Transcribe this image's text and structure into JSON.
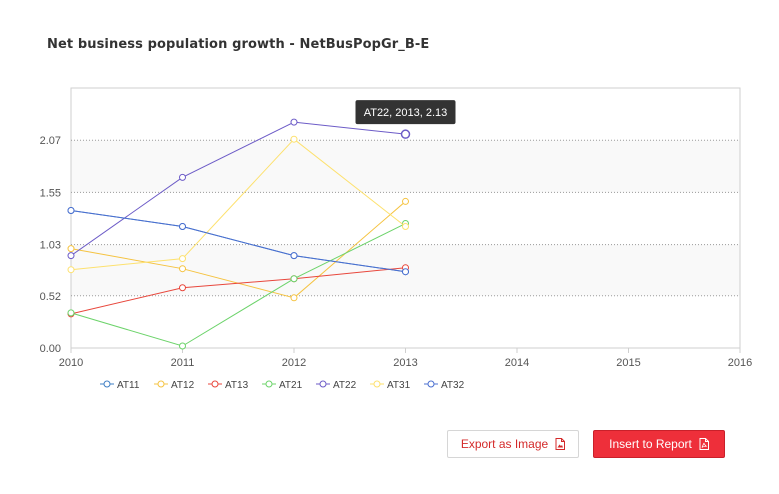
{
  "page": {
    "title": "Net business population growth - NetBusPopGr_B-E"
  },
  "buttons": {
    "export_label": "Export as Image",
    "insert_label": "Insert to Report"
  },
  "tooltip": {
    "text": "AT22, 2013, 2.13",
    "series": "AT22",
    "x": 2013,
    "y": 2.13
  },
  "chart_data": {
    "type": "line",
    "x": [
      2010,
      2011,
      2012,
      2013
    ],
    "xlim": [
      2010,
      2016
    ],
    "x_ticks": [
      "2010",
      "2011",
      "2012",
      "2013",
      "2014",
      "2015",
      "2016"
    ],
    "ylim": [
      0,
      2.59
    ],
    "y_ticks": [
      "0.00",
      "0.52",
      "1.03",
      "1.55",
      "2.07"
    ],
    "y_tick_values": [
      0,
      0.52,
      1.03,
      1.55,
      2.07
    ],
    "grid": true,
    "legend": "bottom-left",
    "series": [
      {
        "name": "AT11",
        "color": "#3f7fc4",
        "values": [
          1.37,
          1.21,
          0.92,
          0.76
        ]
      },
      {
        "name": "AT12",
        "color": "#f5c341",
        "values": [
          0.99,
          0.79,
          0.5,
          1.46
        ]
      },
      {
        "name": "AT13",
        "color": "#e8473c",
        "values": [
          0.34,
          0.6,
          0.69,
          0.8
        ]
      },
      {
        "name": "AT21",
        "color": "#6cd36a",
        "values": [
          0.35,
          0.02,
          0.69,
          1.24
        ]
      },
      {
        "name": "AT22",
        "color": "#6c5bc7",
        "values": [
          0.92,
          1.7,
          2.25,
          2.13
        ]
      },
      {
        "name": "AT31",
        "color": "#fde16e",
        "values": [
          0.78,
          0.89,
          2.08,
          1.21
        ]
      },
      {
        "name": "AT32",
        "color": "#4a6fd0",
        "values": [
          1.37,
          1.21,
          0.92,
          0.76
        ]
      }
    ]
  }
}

----

Copy the records above exactly, leaving out every picture.

Transcribe this image's text and structure into JSON.
{
  "page": {
    "title": "Net business population growth - NetBusPopGr_B-E"
  },
  "buttons": {
    "export_label": "Export as Image",
    "insert_label": "Insert to Report"
  },
  "tooltip": {
    "text": "AT22, 2013, 2.13",
    "series": "AT22",
    "x": 2013,
    "y": 2.13
  },
  "chart_data": {
    "type": "line",
    "x": [
      2010,
      2011,
      2012,
      2013
    ],
    "xlim": [
      2010,
      2016
    ],
    "x_ticks": [
      "2010",
      "2011",
      "2012",
      "2013",
      "2014",
      "2015",
      "2016"
    ],
    "ylim": [
      0,
      2.59
    ],
    "y_ticks": [
      "0.00",
      "0.52",
      "1.03",
      "1.55",
      "2.07"
    ],
    "y_tick_values": [
      0,
      0.52,
      1.03,
      1.55,
      2.07
    ],
    "grid": true,
    "legend": "bottom-left",
    "series": [
      {
        "name": "AT11",
        "color": "#3f7fc4",
        "values": [
          1.37,
          1.21,
          0.92,
          0.76
        ]
      },
      {
        "name": "AT12",
        "color": "#f5c341",
        "values": [
          0.99,
          0.79,
          0.5,
          1.46
        ]
      },
      {
        "name": "AT13",
        "color": "#e8473c",
        "values": [
          0.34,
          0.6,
          0.69,
          0.8
        ]
      },
      {
        "name": "AT21",
        "color": "#6cd36a",
        "values": [
          0.35,
          0.02,
          0.69,
          1.24
        ]
      },
      {
        "name": "AT22",
        "color": "#6c5bc7",
        "values": [
          0.92,
          1.7,
          2.25,
          2.13
        ]
      },
      {
        "name": "AT31",
        "color": "#fde16e",
        "values": [
          0.78,
          0.89,
          2.08,
          1.21
        ]
      },
      {
        "name": "AT32",
        "color": "#4a6fd0",
        "values": [
          1.37,
          1.21,
          0.92,
          0.76
        ]
      }
    ]
  }
}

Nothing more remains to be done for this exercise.